Output all the entries word for word. Omit the pictures.

-- Start RECORDS SHOWN --

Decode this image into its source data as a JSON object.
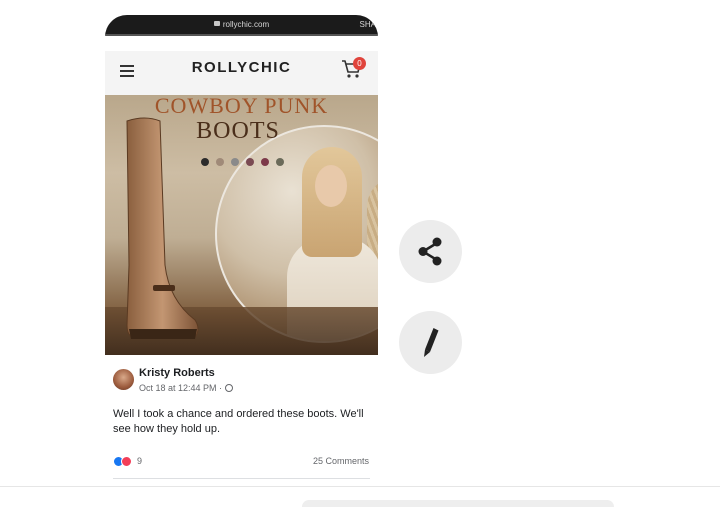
{
  "browser": {
    "url": "rollychic.com",
    "share_label": "SHA"
  },
  "site": {
    "brand": "ROLLYCHIC",
    "cart_count": "0"
  },
  "hero": {
    "title_line1": "COWBOY PUNK",
    "title_line2": "BOOTS",
    "swatch_colors": [
      "#2b2b2b",
      "#a08a78",
      "#8a8a8a",
      "#7a4a52",
      "#7d3a4a",
      "#6b6b5a"
    ]
  },
  "post": {
    "author": "Kristy Roberts",
    "timestamp": "Oct 18 at 12:44 PM",
    "separator": " · ",
    "text": "Well I took a chance and ordered these boots. We'll see how they hold up.",
    "reaction_count": "9",
    "comments": "25 Comments"
  },
  "actions": {
    "share_icon": "share-icon",
    "edit_icon": "pencil-icon"
  },
  "colors": {
    "badge": "#e0443c",
    "like": "#1877f2",
    "love": "#f33e58"
  }
}
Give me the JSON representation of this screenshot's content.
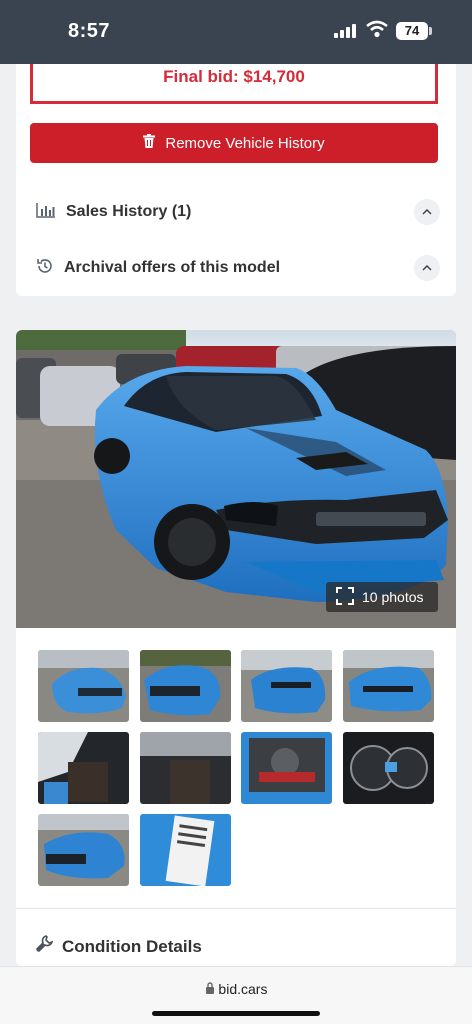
{
  "status_bar": {
    "time": "8:57",
    "battery": "74"
  },
  "listing": {
    "final_bid": "Final bid: $14,700",
    "remove_history_label": "Remove Vehicle History",
    "sales_history_label": "Sales History (1)",
    "archival_label": "Archival offers of this model"
  },
  "gallery": {
    "photo_count_label": "10 photos",
    "thumbnail_count": 10
  },
  "condition": {
    "title": "Condition Details"
  },
  "browser": {
    "url": "bid.cars"
  },
  "colors": {
    "accent_red": "#cc1f2a",
    "car_blue": "#2f8bd8",
    "status_bar": "#3a4450"
  }
}
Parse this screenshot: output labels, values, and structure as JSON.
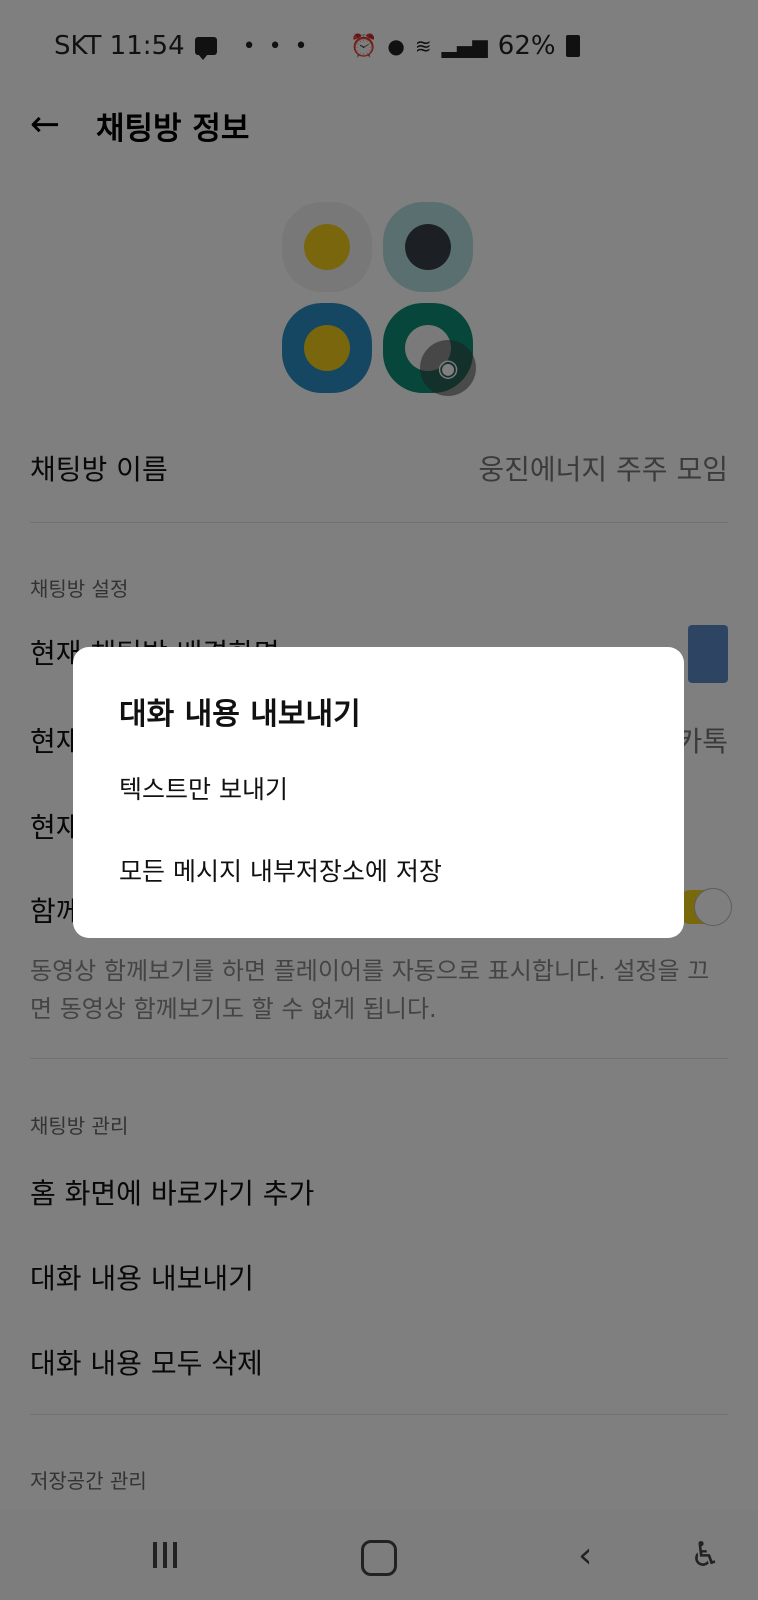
{
  "status_bar": {
    "carrier_time": "SKT 11:54",
    "dots": "• • •",
    "battery": "62%"
  },
  "header": {
    "back_icon": "←",
    "title": "채팅방 정보"
  },
  "chat_name": {
    "label": "채팅방 이름",
    "value": "웅진에너지 주주 모임"
  },
  "settings_section": {
    "title": "채팅방 설정",
    "row1_label": "현재 채팅방 배경화면",
    "row2_label": "현재 채팅방 테마",
    "row2_value": "카톡",
    "row3_label": "현재 채팅방 알림음",
    "row4_label": "함께보기",
    "description": "동영상 함께보기를 하면 플레이어를 자동으로 표시합니다. 설정을 끄면 동영상 함께보기도 할 수 없게 됩니다."
  },
  "manage_section": {
    "title": "채팅방 관리",
    "add_shortcut": "홈 화면에 바로가기 추가",
    "export_chat": "대화 내용 내보내기",
    "delete_chat": "대화 내용 모두 삭제"
  },
  "storage_section": {
    "title": "저장공간 관리"
  },
  "dialog": {
    "title": "대화 내용 내보내기",
    "option_text_only": "텍스트만 보내기",
    "option_save_all": "모든 메시지 내부저장소에 저장"
  },
  "icons": {
    "camera": "camera-icon",
    "message": "message-icon",
    "battery": "battery-icon"
  },
  "colors": {
    "toggle_accent": "#f2d21b",
    "background_swatch": "#5b8bc6"
  }
}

-- End RECORDS SHOWN --

■ **RESULT BELOW**:
Decode this image into its source data as a JSON object.
{
  "browser": {
    "url": "rollychic.com",
    "share_label": "SHA"
  },
  "site": {
    "brand": "ROLLYCHIC",
    "cart_count": "0"
  },
  "hero": {
    "title_line1": "COWBOY PUNK",
    "title_line2": "BOOTS",
    "swatch_colors": [
      "#2b2b2b",
      "#a08a78",
      "#8a8a8a",
      "#7a4a52",
      "#7d3a4a",
      "#6b6b5a"
    ]
  },
  "post": {
    "author": "Kristy Roberts",
    "timestamp": "Oct 18 at 12:44 PM",
    "separator": " · ",
    "text": "Well I took a chance and ordered these boots. We'll see how they hold up.",
    "reaction_count": "9",
    "comments": "25 Comments"
  },
  "actions": {
    "share_icon": "share-icon",
    "edit_icon": "pencil-icon"
  },
  "colors": {
    "badge": "#e0443c",
    "like": "#1877f2",
    "love": "#f33e58"
  }
}
Give me the JSON representation of this screenshot's content.
{
  "status_bar": {
    "time": "8:57",
    "battery": "74"
  },
  "listing": {
    "final_bid": "Final bid: $14,700",
    "remove_history_label": "Remove Vehicle History",
    "sales_history_label": "Sales History (1)",
    "archival_label": "Archival offers of this model"
  },
  "gallery": {
    "photo_count_label": "10 photos",
    "thumbnail_count": 10
  },
  "condition": {
    "title": "Condition Details"
  },
  "browser": {
    "url": "bid.cars"
  },
  "colors": {
    "accent_red": "#cc1f2a",
    "car_blue": "#2f8bd8",
    "status_bar": "#3a4450"
  }
}
Parse this screenshot: output labels, values, and structure as JSON.
{
  "status_bar": {
    "carrier_time": "SKT 11:54",
    "dots": "• • •",
    "battery": "62%"
  },
  "header": {
    "back_icon": "←",
    "title": "채팅방 정보"
  },
  "chat_name": {
    "label": "채팅방 이름",
    "value": "웅진에너지 주주 모임"
  },
  "settings_section": {
    "title": "채팅방 설정",
    "row1_label": "현재 채팅방 배경화면",
    "row2_label": "현재 채팅방 테마",
    "row2_value": "카톡",
    "row3_label": "현재 채팅방 알림음",
    "row4_label": "함께보기",
    "description": "동영상 함께보기를 하면 플레이어를 자동으로 표시합니다. 설정을 끄면 동영상 함께보기도 할 수 없게 됩니다."
  },
  "manage_section": {
    "title": "채팅방 관리",
    "add_shortcut": "홈 화면에 바로가기 추가",
    "export_chat": "대화 내용 내보내기",
    "delete_chat": "대화 내용 모두 삭제"
  },
  "storage_section": {
    "title": "저장공간 관리"
  },
  "dialog": {
    "title": "대화 내용 내보내기",
    "option_text_only": "텍스트만 보내기",
    "option_save_all": "모든 메시지 내부저장소에 저장"
  },
  "icons": {
    "camera": "camera-icon",
    "message": "message-icon",
    "battery": "battery-icon"
  },
  "colors": {
    "toggle_accent": "#f2d21b",
    "background_swatch": "#5b8bc6"
  }
}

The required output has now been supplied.